▶ [Goal]: Transcribe the listing in full, excluding any pictures.

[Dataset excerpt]
Start

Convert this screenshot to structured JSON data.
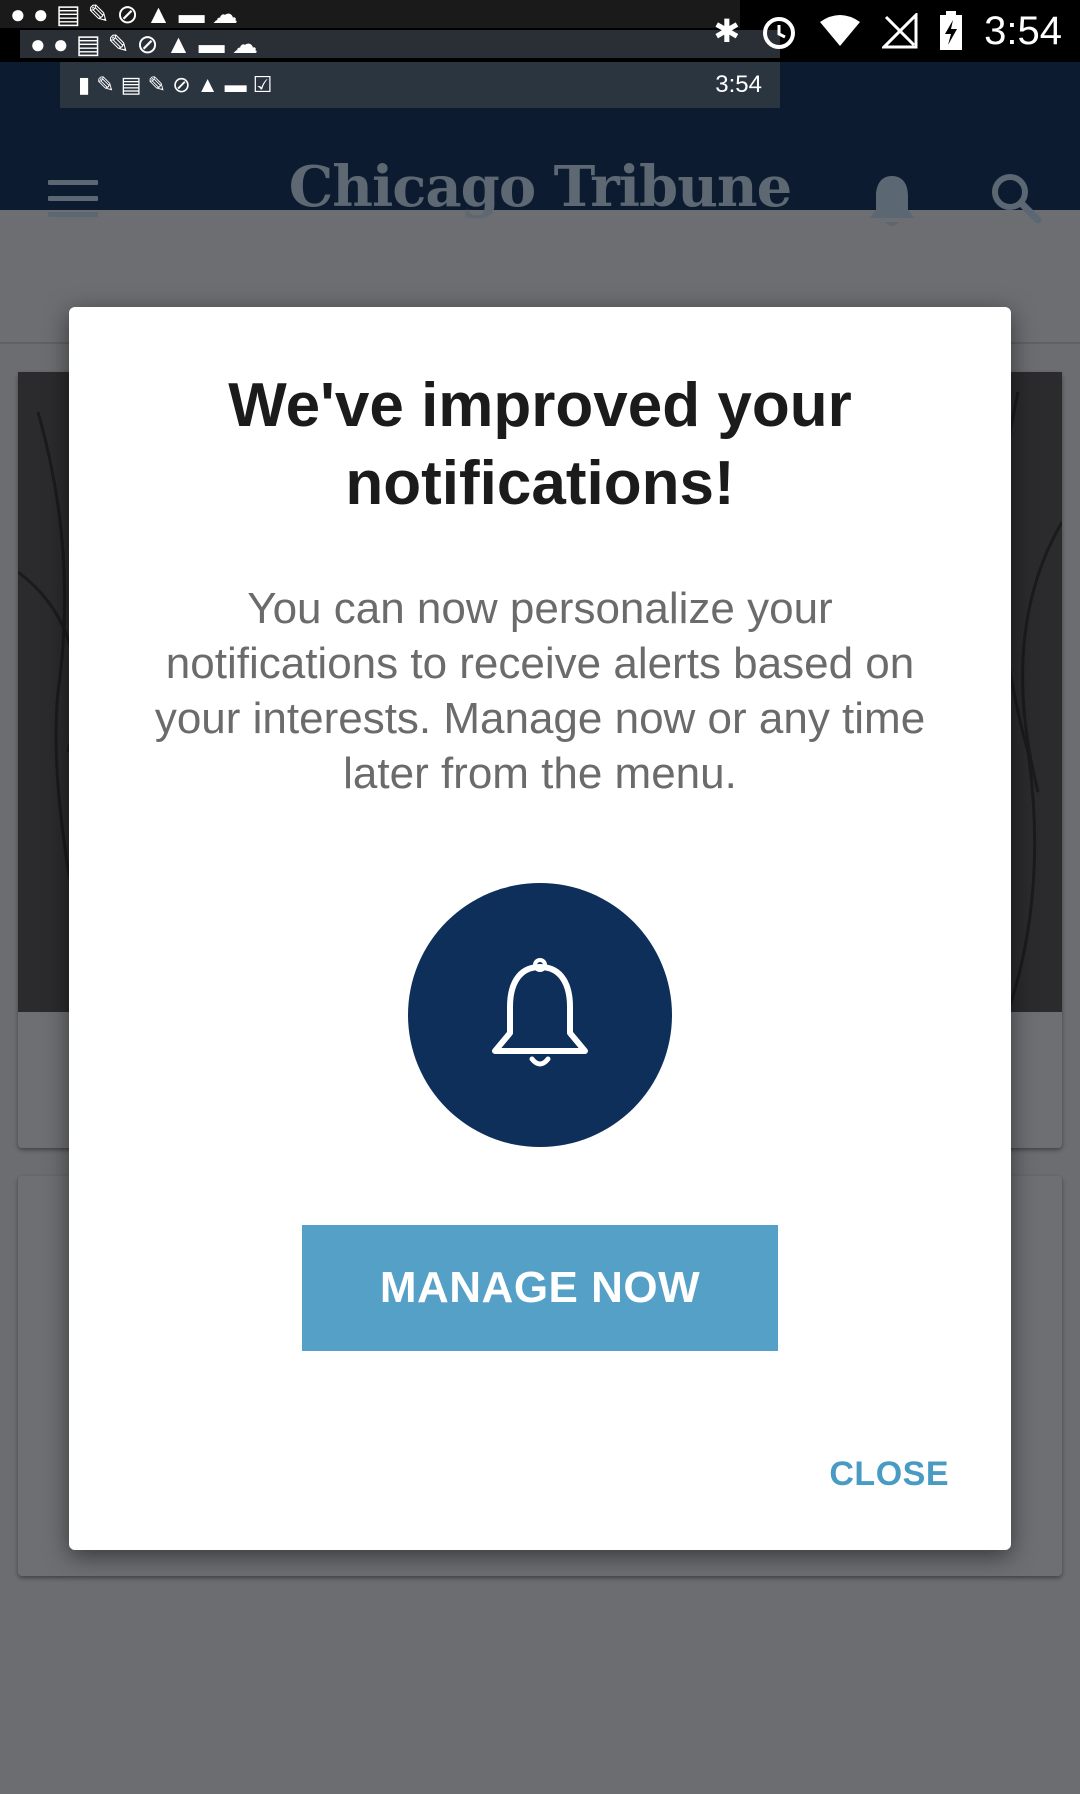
{
  "statusbar": {
    "time": "3:54",
    "ghost_time": "3:54",
    "icons": [
      "bluetooth-icon",
      "alarm-icon",
      "wifi-icon",
      "no-signal-icon",
      "battery-charging-icon"
    ]
  },
  "appbar": {
    "brand": "Chicago Tribune",
    "icons": [
      "menu-icon",
      "bell-icon",
      "search-icon"
    ]
  },
  "dialog": {
    "title": "We've improved your notifications!",
    "body": "You can now personalize your notifications to receive alerts based on your interests.  Manage now or any time later from the menu.",
    "icon": "bell-icon",
    "manage_label": "MANAGE NOW",
    "close_label": "CLOSE"
  },
  "colors": {
    "appbar": "#0c1b30",
    "bell_circle": "#0d2f5a",
    "manage_button": "#54a0c7",
    "close_text": "#4a9bc4",
    "scrim": "#6b6d70"
  }
}
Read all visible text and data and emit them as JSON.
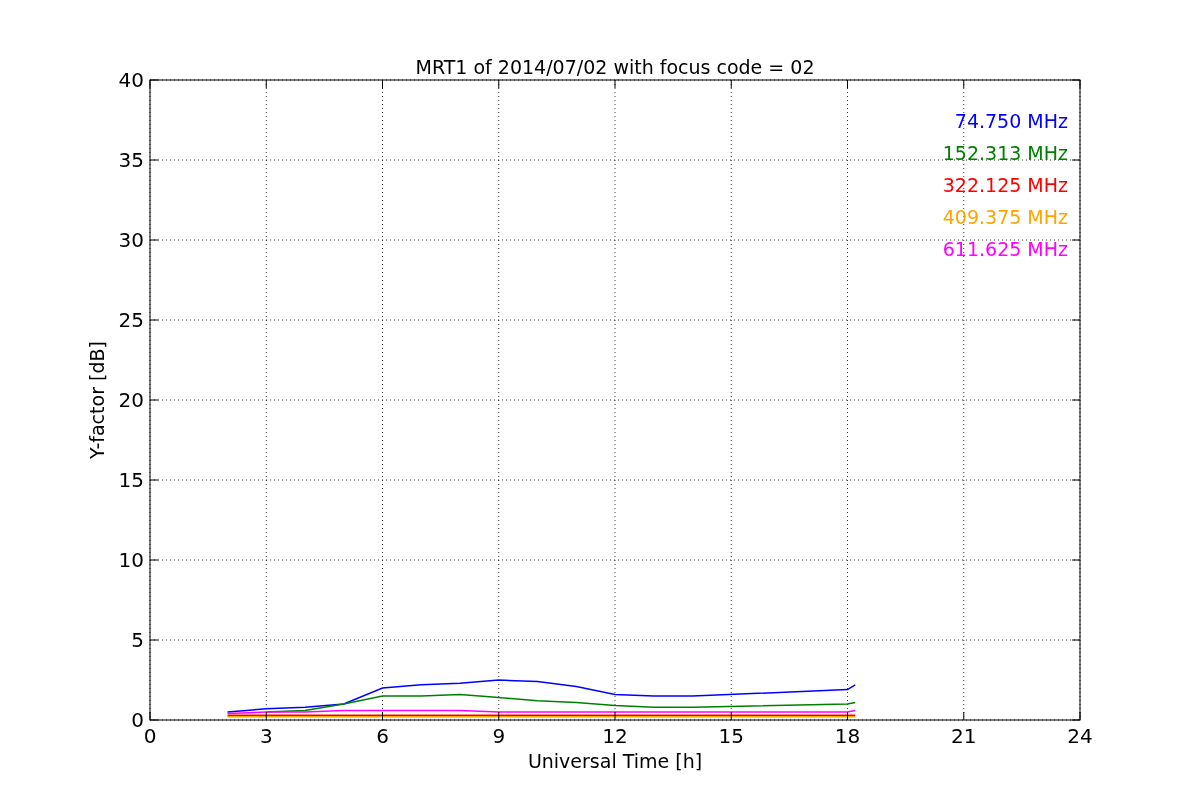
{
  "chart_data": {
    "type": "line",
    "title": "MRT1 of 2014/07/02 with focus code = 02",
    "xlabel": "Universal Time [h]",
    "ylabel": "Y-factor [dB]",
    "x": [
      2,
      3,
      4,
      5,
      6,
      7,
      8,
      9,
      10,
      11,
      12,
      13,
      14,
      18,
      18.2
    ],
    "series": [
      {
        "name": "74.750 MHz",
        "color": "#0000ff",
        "values": [
          0.5,
          0.7,
          0.8,
          1.0,
          2.0,
          2.2,
          2.3,
          2.5,
          2.4,
          2.1,
          1.6,
          1.5,
          1.5,
          1.9,
          2.2
        ]
      },
      {
        "name": "152.313 MHz",
        "color": "#008000",
        "values": [
          null,
          0.5,
          0.6,
          1.0,
          1.5,
          1.5,
          1.6,
          1.4,
          1.2,
          1.1,
          0.9,
          0.8,
          0.8,
          1.0,
          1.1
        ]
      },
      {
        "name": "322.125 MHz",
        "color": "#ff0000",
        "values": [
          0.3,
          0.3,
          0.3,
          0.3,
          0.3,
          0.3,
          0.3,
          0.3,
          0.3,
          0.3,
          0.3,
          0.3,
          0.3,
          0.3,
          0.3
        ]
      },
      {
        "name": "409.375 MHz",
        "color": "#ffa500",
        "values": [
          0.2,
          0.2,
          0.2,
          0.2,
          0.2,
          0.2,
          0.2,
          0.2,
          0.2,
          0.2,
          0.2,
          0.2,
          0.2,
          0.2,
          0.2
        ]
      },
      {
        "name": "611.625 MHz",
        "color": "#ff00ff",
        "values": [
          0.4,
          0.5,
          0.5,
          0.6,
          0.6,
          0.6,
          0.6,
          0.5,
          0.5,
          0.5,
          0.5,
          0.5,
          0.5,
          0.5,
          0.6
        ]
      }
    ],
    "grid": true,
    "xlim": [
      0,
      24
    ],
    "ylim": [
      0,
      40
    ],
    "xticks": [
      0,
      3,
      6,
      9,
      12,
      15,
      18,
      21,
      24
    ],
    "yticks": [
      0,
      5,
      10,
      15,
      20,
      25,
      30,
      35,
      40
    ]
  }
}
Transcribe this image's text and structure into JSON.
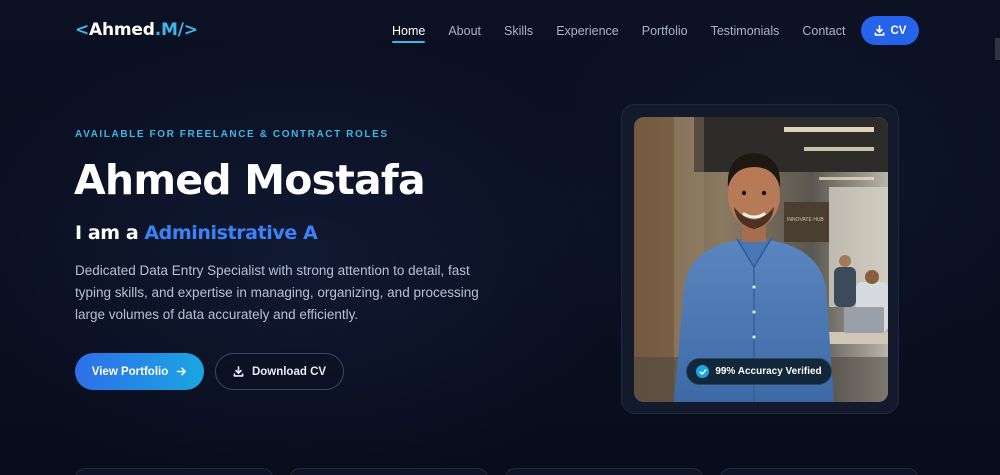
{
  "logo": {
    "open": "<",
    "name": "Ahmed",
    "mid": ".M",
    "close": "/>"
  },
  "nav": {
    "items": [
      {
        "label": "Home",
        "active": true
      },
      {
        "label": "About"
      },
      {
        "label": "Skills"
      },
      {
        "label": "Experience"
      },
      {
        "label": "Portfolio"
      },
      {
        "label": "Testimonials"
      },
      {
        "label": "Contact"
      }
    ],
    "cv_label": "CV",
    "cv_icon": "download-icon"
  },
  "hero": {
    "tagline": "AVAILABLE FOR FREELANCE & CONTRACT ROLES",
    "name": "Ahmed Mostafa",
    "role_prefix": "I am a",
    "role_typed": "Administrative A",
    "description": "Dedicated Data Entry Specialist with strong attention to detail, fast typing skills, and expertise in managing, organizing, and processing large volumes of data accurately and efficiently.",
    "primary_button": "View Portfolio",
    "primary_icon": "arrow-right-icon",
    "secondary_button": "Download CV",
    "secondary_icon": "download-icon"
  },
  "profile": {
    "badge": "99% Accuracy Verified",
    "badge_icon": "check-circle-icon",
    "photo_sign_text": "INNOVATE HUB"
  },
  "colors": {
    "background": "#0a0f1f",
    "accent": "#3fb6e8",
    "primary": "#2563eb",
    "role_text": "#3b82f6"
  }
}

End

▶ [Problem solution]:
Convert this screenshot to structured JSON data.
{
  "statusbar": {
    "time": "3:54",
    "ghost_time": "3:54",
    "icons": [
      "bluetooth-icon",
      "alarm-icon",
      "wifi-icon",
      "no-signal-icon",
      "battery-charging-icon"
    ]
  },
  "appbar": {
    "brand": "Chicago Tribune",
    "icons": [
      "menu-icon",
      "bell-icon",
      "search-icon"
    ]
  },
  "dialog": {
    "title": "We've improved your notifications!",
    "body": "You can now personalize your notifications to receive alerts based on your interests.  Manage now or any time later from the menu.",
    "icon": "bell-icon",
    "manage_label": "MANAGE NOW",
    "close_label": "CLOSE"
  },
  "colors": {
    "appbar": "#0c1b30",
    "bell_circle": "#0d2f5a",
    "manage_button": "#54a0c7",
    "close_text": "#4a9bc4",
    "scrim": "#6b6d70"
  }
}
Read all visible text and data and emit them as JSON.
{
  "chart_data": {
    "type": "line",
    "title": "MRT1 of 2014/07/02 with focus code = 02",
    "xlabel": "Universal Time [h]",
    "ylabel": "Y-factor [dB]",
    "x": [
      2,
      3,
      4,
      5,
      6,
      7,
      8,
      9,
      10,
      11,
      12,
      13,
      14,
      18,
      18.2
    ],
    "series": [
      {
        "name": "74.750 MHz",
        "color": "#0000ff",
        "values": [
          0.5,
          0.7,
          0.8,
          1.0,
          2.0,
          2.2,
          2.3,
          2.5,
          2.4,
          2.1,
          1.6,
          1.5,
          1.5,
          1.9,
          2.2
        ]
      },
      {
        "name": "152.313 MHz",
        "color": "#008000",
        "values": [
          null,
          0.5,
          0.6,
          1.0,
          1.5,
          1.5,
          1.6,
          1.4,
          1.2,
          1.1,
          0.9,
          0.8,
          0.8,
          1.0,
          1.1
        ]
      },
      {
        "name": "322.125 MHz",
        "color": "#ff0000",
        "values": [
          0.3,
          0.3,
          0.3,
          0.3,
          0.3,
          0.3,
          0.3,
          0.3,
          0.3,
          0.3,
          0.3,
          0.3,
          0.3,
          0.3,
          0.3
        ]
      },
      {
        "name": "409.375 MHz",
        "color": "#ffa500",
        "values": [
          0.2,
          0.2,
          0.2,
          0.2,
          0.2,
          0.2,
          0.2,
          0.2,
          0.2,
          0.2,
          0.2,
          0.2,
          0.2,
          0.2,
          0.2
        ]
      },
      {
        "name": "611.625 MHz",
        "color": "#ff00ff",
        "values": [
          0.4,
          0.5,
          0.5,
          0.6,
          0.6,
          0.6,
          0.6,
          0.5,
          0.5,
          0.5,
          0.5,
          0.5,
          0.5,
          0.5,
          0.6
        ]
      }
    ],
    "grid": true,
    "xlim": [
      0,
      24
    ],
    "ylim": [
      0,
      40
    ],
    "xticks": [
      0,
      3,
      6,
      9,
      12,
      15,
      18,
      21,
      24
    ],
    "yticks": [
      0,
      5,
      10,
      15,
      20,
      25,
      30,
      35,
      40
    ]
  }
}
Transcribe this image's text and structure into JSON.
{
  "logo": {
    "open": "<",
    "name": "Ahmed",
    "mid": ".M",
    "close": "/>"
  },
  "nav": {
    "items": [
      {
        "label": "Home",
        "active": true
      },
      {
        "label": "About"
      },
      {
        "label": "Skills"
      },
      {
        "label": "Experience"
      },
      {
        "label": "Portfolio"
      },
      {
        "label": "Testimonials"
      },
      {
        "label": "Contact"
      }
    ],
    "cv_label": "CV",
    "cv_icon": "download-icon"
  },
  "hero": {
    "tagline": "AVAILABLE FOR FREELANCE & CONTRACT ROLES",
    "name": "Ahmed Mostafa",
    "role_prefix": "I am a",
    "role_typed": "Administrative A",
    "description": "Dedicated Data Entry Specialist with strong attention to detail, fast typing skills, and expertise in managing, organizing, and processing large volumes of data accurately and efficiently.",
    "primary_button": "View Portfolio",
    "primary_icon": "arrow-right-icon",
    "secondary_button": "Download CV",
    "secondary_icon": "download-icon"
  },
  "profile": {
    "badge": "99% Accuracy Verified",
    "badge_icon": "check-circle-icon",
    "photo_sign_text": "INNOVATE HUB"
  },
  "colors": {
    "background": "#0a0f1f",
    "accent": "#3fb6e8",
    "primary": "#2563eb",
    "role_text": "#3b82f6"
  }
}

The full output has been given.